(Records about charts and figures)
•••••
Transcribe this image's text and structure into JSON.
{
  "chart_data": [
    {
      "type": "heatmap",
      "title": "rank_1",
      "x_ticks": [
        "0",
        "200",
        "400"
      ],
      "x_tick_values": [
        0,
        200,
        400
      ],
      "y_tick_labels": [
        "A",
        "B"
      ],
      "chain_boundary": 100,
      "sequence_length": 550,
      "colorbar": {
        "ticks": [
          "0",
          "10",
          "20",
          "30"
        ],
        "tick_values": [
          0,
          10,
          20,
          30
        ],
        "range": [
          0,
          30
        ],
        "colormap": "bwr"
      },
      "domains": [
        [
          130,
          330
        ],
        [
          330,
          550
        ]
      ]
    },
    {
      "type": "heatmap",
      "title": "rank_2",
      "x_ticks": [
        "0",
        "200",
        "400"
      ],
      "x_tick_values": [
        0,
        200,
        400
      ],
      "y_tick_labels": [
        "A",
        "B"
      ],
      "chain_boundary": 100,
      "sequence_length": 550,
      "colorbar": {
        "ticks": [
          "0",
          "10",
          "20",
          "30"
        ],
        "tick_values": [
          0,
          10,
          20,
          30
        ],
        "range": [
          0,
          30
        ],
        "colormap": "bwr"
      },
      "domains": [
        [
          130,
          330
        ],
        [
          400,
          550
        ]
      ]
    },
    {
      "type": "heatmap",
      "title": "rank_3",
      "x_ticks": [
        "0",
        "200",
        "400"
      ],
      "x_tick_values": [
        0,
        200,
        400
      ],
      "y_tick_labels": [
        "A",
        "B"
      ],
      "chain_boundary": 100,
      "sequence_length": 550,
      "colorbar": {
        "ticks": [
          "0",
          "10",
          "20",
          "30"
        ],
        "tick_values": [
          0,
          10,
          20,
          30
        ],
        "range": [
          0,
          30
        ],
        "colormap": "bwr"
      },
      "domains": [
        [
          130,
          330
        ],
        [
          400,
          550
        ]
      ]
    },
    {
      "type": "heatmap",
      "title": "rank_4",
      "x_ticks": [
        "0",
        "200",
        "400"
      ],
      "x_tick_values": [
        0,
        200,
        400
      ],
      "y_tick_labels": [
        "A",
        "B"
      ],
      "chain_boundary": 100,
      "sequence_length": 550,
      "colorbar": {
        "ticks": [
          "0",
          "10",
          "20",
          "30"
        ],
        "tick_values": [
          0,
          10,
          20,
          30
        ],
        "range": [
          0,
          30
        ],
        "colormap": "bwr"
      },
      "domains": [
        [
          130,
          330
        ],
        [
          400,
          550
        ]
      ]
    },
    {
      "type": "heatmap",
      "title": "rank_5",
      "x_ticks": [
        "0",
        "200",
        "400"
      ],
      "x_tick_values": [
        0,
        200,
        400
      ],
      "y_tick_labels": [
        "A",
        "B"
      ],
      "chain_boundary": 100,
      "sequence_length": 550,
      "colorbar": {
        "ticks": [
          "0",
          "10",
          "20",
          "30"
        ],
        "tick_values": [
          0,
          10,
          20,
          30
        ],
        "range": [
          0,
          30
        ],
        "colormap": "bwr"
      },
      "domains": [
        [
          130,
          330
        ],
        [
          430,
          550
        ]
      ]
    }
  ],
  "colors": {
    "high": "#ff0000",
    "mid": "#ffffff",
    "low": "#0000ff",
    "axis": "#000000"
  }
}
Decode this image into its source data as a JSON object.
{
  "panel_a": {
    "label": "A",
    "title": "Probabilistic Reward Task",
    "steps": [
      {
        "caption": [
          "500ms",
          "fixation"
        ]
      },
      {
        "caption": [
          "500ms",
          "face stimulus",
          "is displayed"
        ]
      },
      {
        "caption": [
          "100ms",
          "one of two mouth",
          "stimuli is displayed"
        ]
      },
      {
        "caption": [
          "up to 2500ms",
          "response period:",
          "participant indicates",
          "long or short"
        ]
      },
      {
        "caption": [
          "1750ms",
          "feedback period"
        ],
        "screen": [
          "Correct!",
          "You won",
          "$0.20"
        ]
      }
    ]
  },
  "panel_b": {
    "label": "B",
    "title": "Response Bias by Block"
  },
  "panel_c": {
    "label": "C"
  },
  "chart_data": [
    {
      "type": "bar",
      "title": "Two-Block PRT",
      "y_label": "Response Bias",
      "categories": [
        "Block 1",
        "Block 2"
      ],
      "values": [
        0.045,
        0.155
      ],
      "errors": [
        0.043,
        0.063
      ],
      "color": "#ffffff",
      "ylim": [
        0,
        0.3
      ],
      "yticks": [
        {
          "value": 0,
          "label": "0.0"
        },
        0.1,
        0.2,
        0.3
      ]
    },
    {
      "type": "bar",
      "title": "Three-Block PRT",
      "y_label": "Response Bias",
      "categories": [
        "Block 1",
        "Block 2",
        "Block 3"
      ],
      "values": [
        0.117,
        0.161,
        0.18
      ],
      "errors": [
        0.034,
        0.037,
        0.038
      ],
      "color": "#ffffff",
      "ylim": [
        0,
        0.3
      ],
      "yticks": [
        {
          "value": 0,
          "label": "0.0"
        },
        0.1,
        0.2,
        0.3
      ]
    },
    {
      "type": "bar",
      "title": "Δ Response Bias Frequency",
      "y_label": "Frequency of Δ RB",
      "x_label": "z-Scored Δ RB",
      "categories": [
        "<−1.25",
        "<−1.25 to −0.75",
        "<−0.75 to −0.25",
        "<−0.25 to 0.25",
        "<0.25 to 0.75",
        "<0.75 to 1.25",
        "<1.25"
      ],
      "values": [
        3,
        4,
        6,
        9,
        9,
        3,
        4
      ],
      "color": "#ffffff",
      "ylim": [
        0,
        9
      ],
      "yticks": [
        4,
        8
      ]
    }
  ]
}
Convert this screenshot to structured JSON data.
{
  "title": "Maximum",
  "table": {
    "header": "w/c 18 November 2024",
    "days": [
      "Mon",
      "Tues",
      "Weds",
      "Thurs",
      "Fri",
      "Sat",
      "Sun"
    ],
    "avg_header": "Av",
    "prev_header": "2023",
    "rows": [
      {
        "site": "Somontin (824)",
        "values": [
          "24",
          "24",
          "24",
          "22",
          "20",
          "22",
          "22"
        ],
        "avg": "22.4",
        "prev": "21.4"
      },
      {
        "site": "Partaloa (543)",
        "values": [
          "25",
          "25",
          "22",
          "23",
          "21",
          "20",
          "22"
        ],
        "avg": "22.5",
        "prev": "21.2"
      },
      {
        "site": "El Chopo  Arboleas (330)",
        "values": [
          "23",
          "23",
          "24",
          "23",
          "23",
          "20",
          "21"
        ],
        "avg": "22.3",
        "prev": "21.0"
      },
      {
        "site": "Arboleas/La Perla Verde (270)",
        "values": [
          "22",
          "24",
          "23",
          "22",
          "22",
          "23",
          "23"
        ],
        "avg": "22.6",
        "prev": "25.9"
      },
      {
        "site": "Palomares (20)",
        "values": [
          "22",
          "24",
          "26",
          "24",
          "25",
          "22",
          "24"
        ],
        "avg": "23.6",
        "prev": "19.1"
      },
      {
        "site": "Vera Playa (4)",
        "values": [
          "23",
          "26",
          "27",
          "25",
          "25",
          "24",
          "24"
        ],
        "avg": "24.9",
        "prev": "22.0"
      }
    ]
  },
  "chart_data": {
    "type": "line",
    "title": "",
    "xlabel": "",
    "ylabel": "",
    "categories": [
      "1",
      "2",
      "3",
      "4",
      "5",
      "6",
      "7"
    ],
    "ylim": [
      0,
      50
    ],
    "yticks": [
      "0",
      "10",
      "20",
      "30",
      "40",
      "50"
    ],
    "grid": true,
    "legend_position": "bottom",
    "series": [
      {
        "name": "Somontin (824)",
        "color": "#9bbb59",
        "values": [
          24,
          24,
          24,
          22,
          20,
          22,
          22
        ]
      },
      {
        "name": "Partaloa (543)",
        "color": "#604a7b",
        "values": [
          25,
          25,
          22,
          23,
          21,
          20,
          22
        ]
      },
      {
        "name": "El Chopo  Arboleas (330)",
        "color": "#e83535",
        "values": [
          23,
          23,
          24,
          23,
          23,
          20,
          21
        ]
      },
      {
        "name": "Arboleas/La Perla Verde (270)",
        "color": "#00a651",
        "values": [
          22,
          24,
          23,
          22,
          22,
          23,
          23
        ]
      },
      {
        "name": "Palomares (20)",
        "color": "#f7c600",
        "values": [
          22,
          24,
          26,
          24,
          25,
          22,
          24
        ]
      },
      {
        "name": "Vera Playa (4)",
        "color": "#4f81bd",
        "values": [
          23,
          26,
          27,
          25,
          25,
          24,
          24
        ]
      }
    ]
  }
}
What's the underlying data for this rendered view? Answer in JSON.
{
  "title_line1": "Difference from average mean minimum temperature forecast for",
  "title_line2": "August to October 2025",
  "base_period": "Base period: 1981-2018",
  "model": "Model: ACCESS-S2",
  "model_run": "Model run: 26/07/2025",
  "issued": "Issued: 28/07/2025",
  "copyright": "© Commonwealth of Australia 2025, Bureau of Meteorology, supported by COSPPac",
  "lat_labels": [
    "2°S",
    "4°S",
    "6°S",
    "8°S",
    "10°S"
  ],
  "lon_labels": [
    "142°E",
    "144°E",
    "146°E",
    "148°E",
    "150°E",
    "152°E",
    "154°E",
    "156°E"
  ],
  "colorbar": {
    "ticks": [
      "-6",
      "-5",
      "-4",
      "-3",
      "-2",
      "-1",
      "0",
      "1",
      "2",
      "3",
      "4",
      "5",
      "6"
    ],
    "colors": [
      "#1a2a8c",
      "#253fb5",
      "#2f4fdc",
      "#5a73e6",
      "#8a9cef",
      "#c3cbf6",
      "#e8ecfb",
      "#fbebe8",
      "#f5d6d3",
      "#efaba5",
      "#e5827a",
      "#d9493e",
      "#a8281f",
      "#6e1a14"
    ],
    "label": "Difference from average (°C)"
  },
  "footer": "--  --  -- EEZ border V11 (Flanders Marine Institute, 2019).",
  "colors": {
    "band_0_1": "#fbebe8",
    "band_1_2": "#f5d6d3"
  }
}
•••••
Word for word, quote the lines from the line containing "What's the underlying" through the end of the material, both included, and nothing else.

● SOLUTION TO THIS EXERCISE
What's the underlying data for this rendered view? Answer in JSON.
{
  "title_line1": "Difference from average mean minimum temperature forecast for",
  "title_line2": "August to October 2025",
  "base_period": "Base period: 1981-2018",
  "model": "Model: ACCESS-S2",
  "model_run": "Model run: 26/07/2025",
  "issued": "Issued: 28/07/2025",
  "copyright": "© Commonwealth of Australia 2025, Bureau of Meteorology, supported by COSPPac",
  "lat_labels": [
    "2°S",
    "4°S",
    "6°S",
    "8°S",
    "10°S"
  ],
  "lon_labels": [
    "142°E",
    "144°E",
    "146°E",
    "148°E",
    "150°E",
    "152°E",
    "154°E",
    "156°E"
  ],
  "colorbar": {
    "ticks": [
      "-6",
      "-5",
      "-4",
      "-3",
      "-2",
      "-1",
      "0",
      "1",
      "2",
      "3",
      "4",
      "5",
      "6"
    ],
    "colors": [
      "#1a2a8c",
      "#253fb5",
      "#2f4fdc",
      "#5a73e6",
      "#8a9cef",
      "#c3cbf6",
      "#e8ecfb",
      "#fbebe8",
      "#f5d6d3",
      "#efaba5",
      "#e5827a",
      "#d9493e",
      "#a8281f",
      "#6e1a14"
    ],
    "label": "Difference from average (°C)"
  },
  "footer": "--  --  -- EEZ border V11 (Flanders Marine Institute, 2019).",
  "colors": {
    "band_0_1": "#fbebe8",
    "band_1_2": "#f5d6d3"
  }
}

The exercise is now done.